* [Records shown]:
□ □ □ □
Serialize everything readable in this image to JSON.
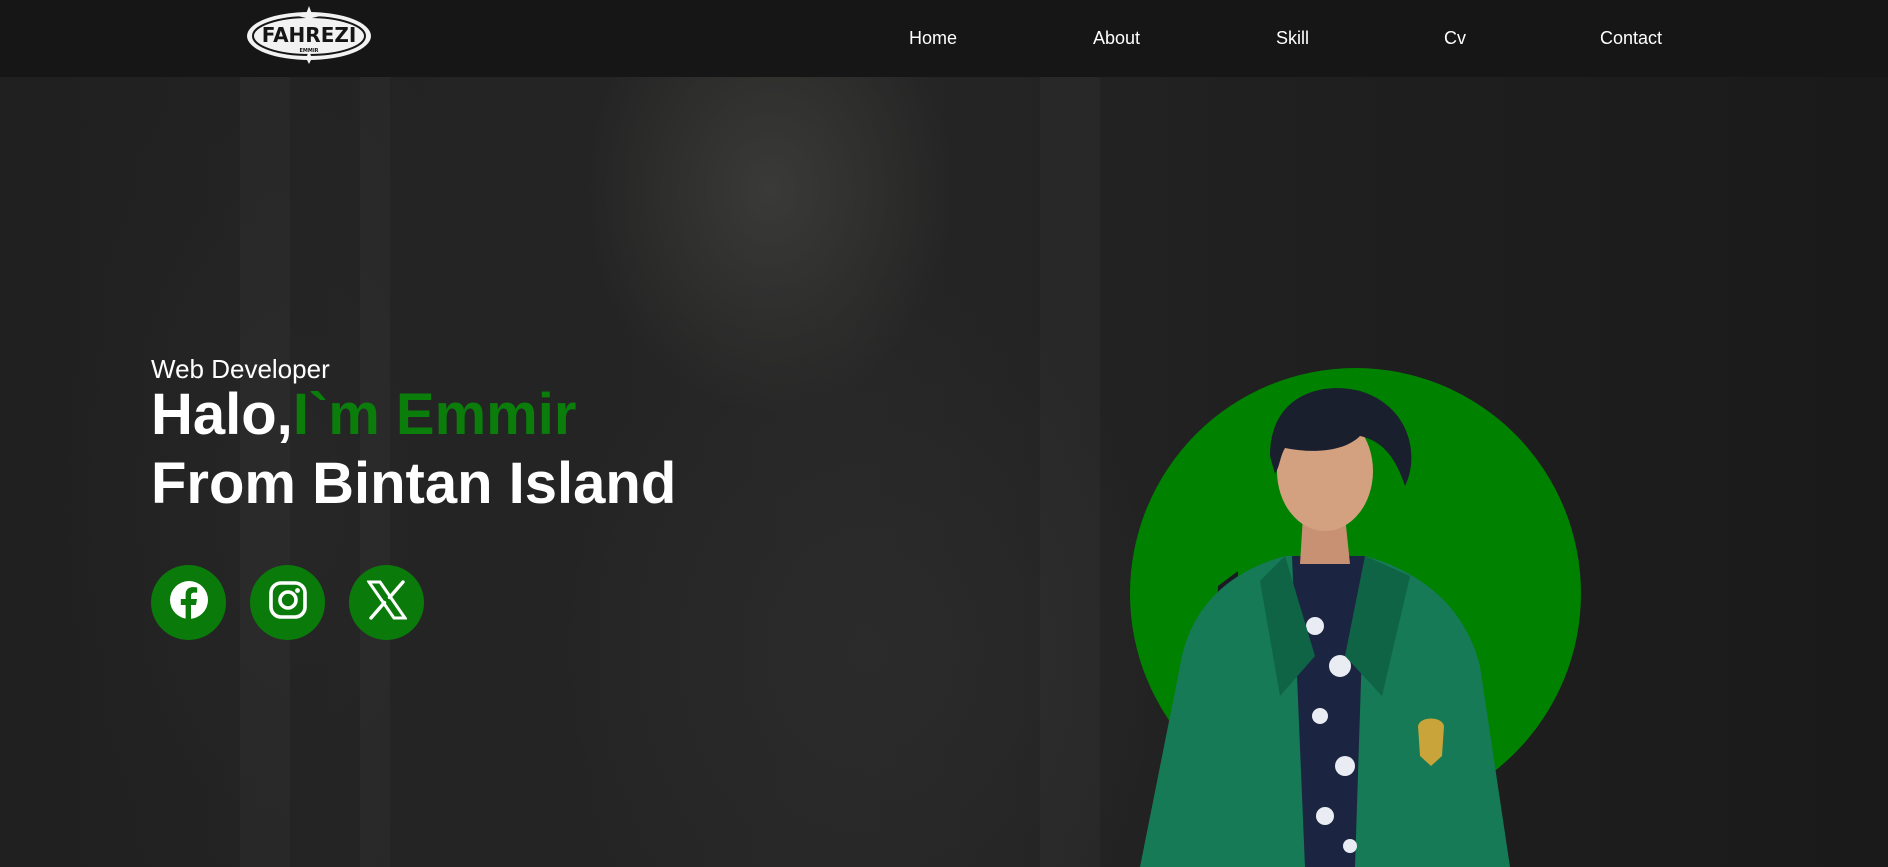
{
  "brand": {
    "logo_text": "FAHREZI",
    "logo_subtext": "EMMIR"
  },
  "nav": {
    "items": [
      {
        "label": "Home"
      },
      {
        "label": "About"
      },
      {
        "label": "Skill"
      },
      {
        "label": "Cv"
      },
      {
        "label": "Contact"
      }
    ]
  },
  "hero": {
    "subtitle": "Web Developer",
    "greeting": "Halo,",
    "name": "I`m Emmir",
    "line2": "From Bintan Island"
  },
  "social": [
    {
      "icon": "facebook-icon"
    },
    {
      "icon": "instagram-icon"
    },
    {
      "icon": "x-twitter-icon"
    }
  ],
  "colors": {
    "accent": "#0a7d0a",
    "circle": "#008100",
    "navbar": "#161616",
    "background": "#1c1c1c",
    "jacket": "#157a55"
  }
}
□ □ □ □
Using the material above, count the lines containing the word "icon". Reply with the number alone.

3